What you are asked to do: Lay out the listing below as a Markdown table with two columns, Row and Line. Number each line in order and skip any blank ones.

Records provided:
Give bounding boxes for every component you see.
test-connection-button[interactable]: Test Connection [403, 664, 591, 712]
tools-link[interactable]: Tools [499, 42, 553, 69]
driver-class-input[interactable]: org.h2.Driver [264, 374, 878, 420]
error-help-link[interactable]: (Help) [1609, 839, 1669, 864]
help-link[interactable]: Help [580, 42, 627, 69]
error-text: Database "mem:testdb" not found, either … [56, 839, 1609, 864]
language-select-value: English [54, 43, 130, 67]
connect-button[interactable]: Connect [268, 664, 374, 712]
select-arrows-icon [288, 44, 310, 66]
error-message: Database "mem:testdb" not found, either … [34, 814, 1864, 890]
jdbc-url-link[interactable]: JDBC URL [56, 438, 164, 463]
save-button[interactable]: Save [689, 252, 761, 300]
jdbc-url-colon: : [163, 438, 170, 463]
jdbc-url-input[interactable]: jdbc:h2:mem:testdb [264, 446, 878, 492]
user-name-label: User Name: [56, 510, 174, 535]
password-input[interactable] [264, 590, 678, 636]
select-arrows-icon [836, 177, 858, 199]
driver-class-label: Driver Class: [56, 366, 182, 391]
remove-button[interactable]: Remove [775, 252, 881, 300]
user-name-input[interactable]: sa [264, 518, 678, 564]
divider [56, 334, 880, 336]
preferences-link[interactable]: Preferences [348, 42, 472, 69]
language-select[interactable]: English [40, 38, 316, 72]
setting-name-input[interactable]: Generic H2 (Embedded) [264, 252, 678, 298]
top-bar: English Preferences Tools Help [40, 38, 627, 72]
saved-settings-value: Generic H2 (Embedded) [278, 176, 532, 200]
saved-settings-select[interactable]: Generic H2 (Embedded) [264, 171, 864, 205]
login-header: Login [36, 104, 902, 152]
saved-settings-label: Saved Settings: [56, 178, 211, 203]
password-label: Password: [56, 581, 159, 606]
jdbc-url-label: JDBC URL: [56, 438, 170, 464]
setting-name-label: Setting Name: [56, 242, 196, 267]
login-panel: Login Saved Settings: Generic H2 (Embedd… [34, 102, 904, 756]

Answer to the exercise:
| Row | Line |
|---|---|
| 1 | Give bounding boxes for every component you see. |
| 2 | test-connection-button[interactable]: Test Connection [403, 664, 591, 712] |
| 3 | tools-link[interactable]: Tools [499, 42, 553, 69] |
| 4 | driver-class-input[interactable]: org.h2.Driver [264, 374, 878, 420] |
| 5 | error-help-link[interactable]: (Help) [1609, 839, 1669, 864] |
| 6 | help-link[interactable]: Help [580, 42, 627, 69] |
| 7 | error-text: Database "mem:testdb" not found, either … [56, 839, 1609, 864] |
| 8 | language-select-value: English [54, 43, 130, 67] |
| 9 | connect-button[interactable]: Connect [268, 664, 374, 712] |
| 10 | select-arrows-icon [288, 44, 310, 66] |
| 11 | error-message: Database "mem:testdb" not found, either … [34, 814, 1864, 890] |
| 12 | jdbc-url-link[interactable]: JDBC URL [56, 438, 164, 463] |
| 13 | save-button[interactable]: Save [689, 252, 761, 300] |
| 14 | jdbc-url-colon: : [163, 438, 170, 463] |
| 15 | jdbc-url-input[interactable]: jdbc:h2:mem:testdb [264, 446, 878, 492] |
| 16 | user-name-label: User Name: [56, 510, 174, 535] |
| 17 | password-input[interactable] [264, 590, 678, 636] |
| 18 | select-arrows-icon [836, 177, 858, 199] |
| 19 | driver-class-label: Driver Class: [56, 366, 182, 391] |
| 20 | remove-button[interactable]: Remove [775, 252, 881, 300] |
| 21 | user-name-input[interactable]: sa [264, 518, 678, 564] |
| 22 | divider [56, 334, 880, 336] |
| 23 | preferences-link[interactable]: Preferences [348, 42, 472, 69] |
| 24 | language-select[interactable]: English [40, 38, 316, 72] |
| 25 | setting-name-input[interactable]: Generic H2 (Embedded) [264, 252, 678, 298] |
| 26 | top-bar: English Preferences Tools Help [40, 38, 627, 72] |
| 27 | saved-settings-value: Generic H2 (Embedded) [278, 176, 532, 200] |
| 28 | saved-settings-select[interactable]: Generic H2 (Embedded) [264, 171, 864, 205] |
| 29 | login-header: Login [36, 104, 902, 152] |
| 30 | saved-settings-label: Saved Settings: [56, 178, 211, 203] |
| 31 | password-label: Password: [56, 581, 159, 606] |
| 32 | jdbc-url-label: JDBC URL: [56, 438, 170, 464] |
| 33 | setting-name-label: Setting Name: [56, 242, 196, 267] |
| 34 | login-panel: Login Saved Settings: Generic H2 (Embedd… [34, 102, 904, 756] |